Short problem »
Filter this data down to the lines that hold "Domestic", and copy them.

Excerpts from a figure dataset:

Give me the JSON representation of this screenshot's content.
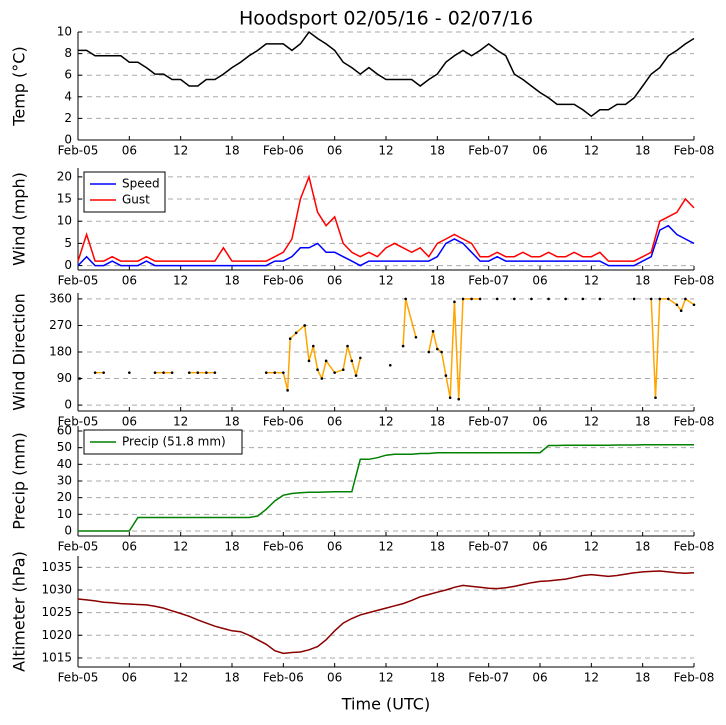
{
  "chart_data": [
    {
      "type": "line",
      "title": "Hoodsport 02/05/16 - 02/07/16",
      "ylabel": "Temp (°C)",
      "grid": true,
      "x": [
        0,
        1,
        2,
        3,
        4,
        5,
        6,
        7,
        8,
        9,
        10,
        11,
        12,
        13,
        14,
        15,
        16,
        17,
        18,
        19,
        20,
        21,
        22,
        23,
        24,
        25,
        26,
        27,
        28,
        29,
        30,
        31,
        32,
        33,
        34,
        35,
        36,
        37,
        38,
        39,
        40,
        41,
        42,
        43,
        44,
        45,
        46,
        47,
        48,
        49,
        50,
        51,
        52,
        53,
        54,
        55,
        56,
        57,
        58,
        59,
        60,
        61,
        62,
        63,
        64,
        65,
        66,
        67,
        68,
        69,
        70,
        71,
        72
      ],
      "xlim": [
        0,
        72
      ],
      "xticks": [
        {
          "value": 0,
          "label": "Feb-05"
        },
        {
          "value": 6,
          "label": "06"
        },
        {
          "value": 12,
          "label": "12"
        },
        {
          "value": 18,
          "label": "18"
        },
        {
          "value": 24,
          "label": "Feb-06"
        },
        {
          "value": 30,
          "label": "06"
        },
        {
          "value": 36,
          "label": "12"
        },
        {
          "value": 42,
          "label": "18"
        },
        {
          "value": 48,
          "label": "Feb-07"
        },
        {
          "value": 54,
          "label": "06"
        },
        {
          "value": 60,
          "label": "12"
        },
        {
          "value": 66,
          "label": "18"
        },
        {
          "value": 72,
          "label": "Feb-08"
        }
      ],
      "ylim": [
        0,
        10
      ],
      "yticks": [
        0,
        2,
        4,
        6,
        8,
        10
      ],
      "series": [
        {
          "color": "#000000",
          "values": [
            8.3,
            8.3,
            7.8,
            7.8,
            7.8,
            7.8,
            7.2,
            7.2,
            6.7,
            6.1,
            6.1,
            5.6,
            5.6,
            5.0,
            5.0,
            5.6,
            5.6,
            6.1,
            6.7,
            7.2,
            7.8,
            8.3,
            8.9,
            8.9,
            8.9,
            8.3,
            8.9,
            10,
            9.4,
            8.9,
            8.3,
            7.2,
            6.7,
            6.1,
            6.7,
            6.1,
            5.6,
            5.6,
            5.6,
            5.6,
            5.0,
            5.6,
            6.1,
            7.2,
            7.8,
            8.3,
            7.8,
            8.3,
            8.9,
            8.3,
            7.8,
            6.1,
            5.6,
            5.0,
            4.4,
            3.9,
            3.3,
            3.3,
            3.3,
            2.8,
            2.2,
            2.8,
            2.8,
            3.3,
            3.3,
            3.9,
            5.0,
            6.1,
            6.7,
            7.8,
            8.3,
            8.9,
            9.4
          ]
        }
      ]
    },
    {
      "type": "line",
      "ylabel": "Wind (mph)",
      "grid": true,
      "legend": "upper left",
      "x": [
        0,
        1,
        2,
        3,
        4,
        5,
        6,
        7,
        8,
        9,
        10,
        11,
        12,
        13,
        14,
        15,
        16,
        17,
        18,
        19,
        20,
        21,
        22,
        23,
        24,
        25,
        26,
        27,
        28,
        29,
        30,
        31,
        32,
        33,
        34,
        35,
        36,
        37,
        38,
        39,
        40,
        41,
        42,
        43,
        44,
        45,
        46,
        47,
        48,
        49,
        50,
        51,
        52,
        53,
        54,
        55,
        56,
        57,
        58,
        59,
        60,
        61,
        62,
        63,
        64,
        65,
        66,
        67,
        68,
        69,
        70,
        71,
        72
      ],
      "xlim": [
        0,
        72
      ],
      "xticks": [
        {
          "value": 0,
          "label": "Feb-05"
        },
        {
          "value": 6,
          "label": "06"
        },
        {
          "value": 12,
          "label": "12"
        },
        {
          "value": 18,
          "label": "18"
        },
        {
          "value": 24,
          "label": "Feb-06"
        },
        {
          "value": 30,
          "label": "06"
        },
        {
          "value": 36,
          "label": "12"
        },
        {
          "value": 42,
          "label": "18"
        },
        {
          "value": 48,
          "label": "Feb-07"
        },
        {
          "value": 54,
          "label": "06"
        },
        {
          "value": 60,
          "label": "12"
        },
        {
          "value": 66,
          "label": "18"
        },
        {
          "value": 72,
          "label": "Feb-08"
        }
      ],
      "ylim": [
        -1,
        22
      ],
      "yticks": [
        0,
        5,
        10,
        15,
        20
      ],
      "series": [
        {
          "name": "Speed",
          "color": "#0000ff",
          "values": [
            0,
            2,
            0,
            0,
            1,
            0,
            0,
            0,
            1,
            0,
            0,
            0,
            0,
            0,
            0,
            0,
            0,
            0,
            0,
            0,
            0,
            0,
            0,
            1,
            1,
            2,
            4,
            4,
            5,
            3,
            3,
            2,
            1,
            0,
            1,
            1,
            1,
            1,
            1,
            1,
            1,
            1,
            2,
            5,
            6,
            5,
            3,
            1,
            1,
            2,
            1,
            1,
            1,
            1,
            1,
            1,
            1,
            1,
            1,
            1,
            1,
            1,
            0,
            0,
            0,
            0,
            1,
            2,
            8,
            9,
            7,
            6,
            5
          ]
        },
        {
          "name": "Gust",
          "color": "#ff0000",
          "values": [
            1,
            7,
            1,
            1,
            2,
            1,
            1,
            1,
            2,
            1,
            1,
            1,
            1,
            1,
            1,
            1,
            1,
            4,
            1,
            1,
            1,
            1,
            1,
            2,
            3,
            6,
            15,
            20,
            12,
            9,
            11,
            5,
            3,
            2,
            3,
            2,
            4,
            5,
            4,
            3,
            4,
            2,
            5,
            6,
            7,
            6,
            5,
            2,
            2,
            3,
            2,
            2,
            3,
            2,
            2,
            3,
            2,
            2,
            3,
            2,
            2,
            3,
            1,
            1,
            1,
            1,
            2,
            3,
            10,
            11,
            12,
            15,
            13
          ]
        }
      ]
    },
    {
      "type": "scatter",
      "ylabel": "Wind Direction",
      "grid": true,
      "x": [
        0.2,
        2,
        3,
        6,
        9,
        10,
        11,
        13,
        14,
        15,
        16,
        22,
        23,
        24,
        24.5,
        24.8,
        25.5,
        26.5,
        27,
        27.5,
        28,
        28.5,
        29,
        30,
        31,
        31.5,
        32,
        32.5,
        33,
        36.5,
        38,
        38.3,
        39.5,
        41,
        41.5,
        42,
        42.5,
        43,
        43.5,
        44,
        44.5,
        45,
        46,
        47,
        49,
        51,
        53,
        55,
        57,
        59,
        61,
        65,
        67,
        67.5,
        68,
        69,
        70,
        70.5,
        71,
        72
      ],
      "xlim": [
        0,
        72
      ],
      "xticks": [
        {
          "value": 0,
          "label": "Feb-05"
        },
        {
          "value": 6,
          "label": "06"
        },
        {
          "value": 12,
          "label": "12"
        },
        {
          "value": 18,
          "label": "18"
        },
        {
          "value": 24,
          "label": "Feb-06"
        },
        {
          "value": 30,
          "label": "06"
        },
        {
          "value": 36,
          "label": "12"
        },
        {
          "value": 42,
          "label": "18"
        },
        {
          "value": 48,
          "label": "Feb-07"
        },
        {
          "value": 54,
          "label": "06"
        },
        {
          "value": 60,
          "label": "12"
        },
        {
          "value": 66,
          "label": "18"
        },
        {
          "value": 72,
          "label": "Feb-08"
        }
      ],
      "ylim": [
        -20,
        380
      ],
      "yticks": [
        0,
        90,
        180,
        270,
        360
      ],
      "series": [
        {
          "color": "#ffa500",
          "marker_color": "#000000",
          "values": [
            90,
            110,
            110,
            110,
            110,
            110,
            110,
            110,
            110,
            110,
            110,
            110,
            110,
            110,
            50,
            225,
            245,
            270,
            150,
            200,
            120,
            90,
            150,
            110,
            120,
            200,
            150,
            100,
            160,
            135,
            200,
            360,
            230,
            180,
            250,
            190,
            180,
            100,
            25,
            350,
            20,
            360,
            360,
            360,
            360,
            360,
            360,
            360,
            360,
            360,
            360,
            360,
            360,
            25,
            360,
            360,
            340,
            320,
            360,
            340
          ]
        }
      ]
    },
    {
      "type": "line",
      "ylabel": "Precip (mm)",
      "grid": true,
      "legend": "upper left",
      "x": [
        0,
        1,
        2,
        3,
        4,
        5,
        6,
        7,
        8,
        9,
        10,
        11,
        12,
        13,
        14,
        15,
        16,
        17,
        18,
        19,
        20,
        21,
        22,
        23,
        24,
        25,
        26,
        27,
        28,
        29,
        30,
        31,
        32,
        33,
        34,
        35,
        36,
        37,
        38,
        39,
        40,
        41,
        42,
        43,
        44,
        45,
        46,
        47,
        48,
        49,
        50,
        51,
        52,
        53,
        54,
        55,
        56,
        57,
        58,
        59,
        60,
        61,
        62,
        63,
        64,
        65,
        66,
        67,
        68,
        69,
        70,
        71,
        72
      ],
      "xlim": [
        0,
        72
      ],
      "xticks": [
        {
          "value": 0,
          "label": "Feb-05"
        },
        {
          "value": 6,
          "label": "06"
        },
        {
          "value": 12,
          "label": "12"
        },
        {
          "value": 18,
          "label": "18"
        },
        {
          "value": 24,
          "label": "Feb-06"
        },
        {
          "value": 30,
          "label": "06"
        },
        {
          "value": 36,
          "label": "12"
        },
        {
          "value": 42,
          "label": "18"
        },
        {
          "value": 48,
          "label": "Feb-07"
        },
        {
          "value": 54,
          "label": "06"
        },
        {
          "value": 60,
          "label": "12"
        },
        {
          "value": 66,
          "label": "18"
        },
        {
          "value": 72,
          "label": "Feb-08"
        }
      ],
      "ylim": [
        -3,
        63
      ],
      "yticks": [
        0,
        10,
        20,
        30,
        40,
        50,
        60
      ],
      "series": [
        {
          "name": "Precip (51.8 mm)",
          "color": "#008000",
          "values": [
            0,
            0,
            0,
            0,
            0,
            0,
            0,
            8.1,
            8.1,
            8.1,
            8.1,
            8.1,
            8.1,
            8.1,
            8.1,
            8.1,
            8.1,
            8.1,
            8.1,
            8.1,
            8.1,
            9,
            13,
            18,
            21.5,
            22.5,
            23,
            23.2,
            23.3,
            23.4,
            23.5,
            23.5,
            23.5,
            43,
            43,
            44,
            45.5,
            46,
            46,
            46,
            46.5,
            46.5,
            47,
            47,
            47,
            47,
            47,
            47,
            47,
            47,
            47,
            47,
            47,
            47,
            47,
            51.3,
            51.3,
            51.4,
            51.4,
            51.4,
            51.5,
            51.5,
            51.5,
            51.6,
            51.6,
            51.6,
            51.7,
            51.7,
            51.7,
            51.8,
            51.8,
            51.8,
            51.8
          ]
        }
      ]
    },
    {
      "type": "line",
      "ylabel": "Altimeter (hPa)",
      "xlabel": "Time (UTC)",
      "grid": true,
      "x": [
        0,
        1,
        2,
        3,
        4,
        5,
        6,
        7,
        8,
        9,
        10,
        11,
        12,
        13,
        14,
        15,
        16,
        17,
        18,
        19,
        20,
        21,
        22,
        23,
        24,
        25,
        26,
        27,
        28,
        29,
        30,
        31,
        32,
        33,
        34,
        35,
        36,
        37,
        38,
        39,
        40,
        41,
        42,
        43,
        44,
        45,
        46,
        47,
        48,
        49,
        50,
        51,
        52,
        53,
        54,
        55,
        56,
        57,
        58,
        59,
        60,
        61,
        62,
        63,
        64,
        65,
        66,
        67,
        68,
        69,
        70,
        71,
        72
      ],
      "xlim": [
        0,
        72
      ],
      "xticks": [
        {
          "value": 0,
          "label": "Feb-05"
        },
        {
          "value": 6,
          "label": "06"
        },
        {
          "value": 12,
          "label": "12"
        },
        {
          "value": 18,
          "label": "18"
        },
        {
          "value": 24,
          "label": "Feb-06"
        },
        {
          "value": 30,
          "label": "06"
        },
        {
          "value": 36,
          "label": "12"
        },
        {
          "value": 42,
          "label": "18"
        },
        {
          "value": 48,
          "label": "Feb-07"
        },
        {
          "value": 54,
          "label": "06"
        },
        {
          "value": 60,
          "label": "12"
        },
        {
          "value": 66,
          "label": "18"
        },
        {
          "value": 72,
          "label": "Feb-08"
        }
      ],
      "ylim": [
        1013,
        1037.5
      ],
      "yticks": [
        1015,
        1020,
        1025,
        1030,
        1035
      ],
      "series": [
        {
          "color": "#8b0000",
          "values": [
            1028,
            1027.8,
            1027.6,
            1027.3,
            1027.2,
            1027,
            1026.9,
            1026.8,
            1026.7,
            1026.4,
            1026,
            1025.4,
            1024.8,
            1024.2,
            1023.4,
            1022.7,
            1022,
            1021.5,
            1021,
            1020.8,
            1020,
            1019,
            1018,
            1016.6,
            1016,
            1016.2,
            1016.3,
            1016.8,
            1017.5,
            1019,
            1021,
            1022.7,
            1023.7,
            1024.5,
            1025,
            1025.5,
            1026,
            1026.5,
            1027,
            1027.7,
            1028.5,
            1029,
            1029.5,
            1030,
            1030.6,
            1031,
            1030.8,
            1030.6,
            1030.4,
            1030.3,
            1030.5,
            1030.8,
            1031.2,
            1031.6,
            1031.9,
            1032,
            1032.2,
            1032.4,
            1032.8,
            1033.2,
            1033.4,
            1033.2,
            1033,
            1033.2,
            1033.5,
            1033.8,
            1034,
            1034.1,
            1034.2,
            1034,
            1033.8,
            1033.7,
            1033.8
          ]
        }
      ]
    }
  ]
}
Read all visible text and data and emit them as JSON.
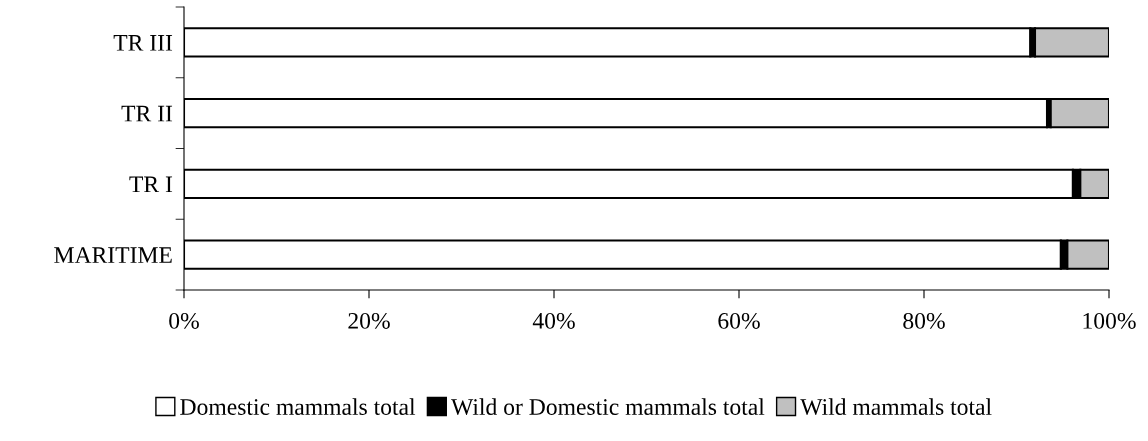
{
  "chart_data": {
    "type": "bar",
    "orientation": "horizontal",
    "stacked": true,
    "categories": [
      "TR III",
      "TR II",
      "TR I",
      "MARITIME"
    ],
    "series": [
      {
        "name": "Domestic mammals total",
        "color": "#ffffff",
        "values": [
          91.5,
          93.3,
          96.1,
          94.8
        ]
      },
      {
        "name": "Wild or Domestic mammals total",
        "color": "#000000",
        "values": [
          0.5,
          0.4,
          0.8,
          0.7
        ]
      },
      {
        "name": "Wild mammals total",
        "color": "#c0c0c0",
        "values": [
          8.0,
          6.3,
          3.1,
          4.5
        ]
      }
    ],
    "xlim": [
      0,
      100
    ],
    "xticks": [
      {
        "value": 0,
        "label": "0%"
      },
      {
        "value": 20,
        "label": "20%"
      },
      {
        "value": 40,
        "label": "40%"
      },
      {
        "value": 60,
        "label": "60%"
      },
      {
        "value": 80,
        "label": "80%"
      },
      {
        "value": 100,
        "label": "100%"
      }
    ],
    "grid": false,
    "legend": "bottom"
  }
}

Result of the exercise »
        "name": "Domestic mammals total",
        "name": "Wild or Domestic mammals total",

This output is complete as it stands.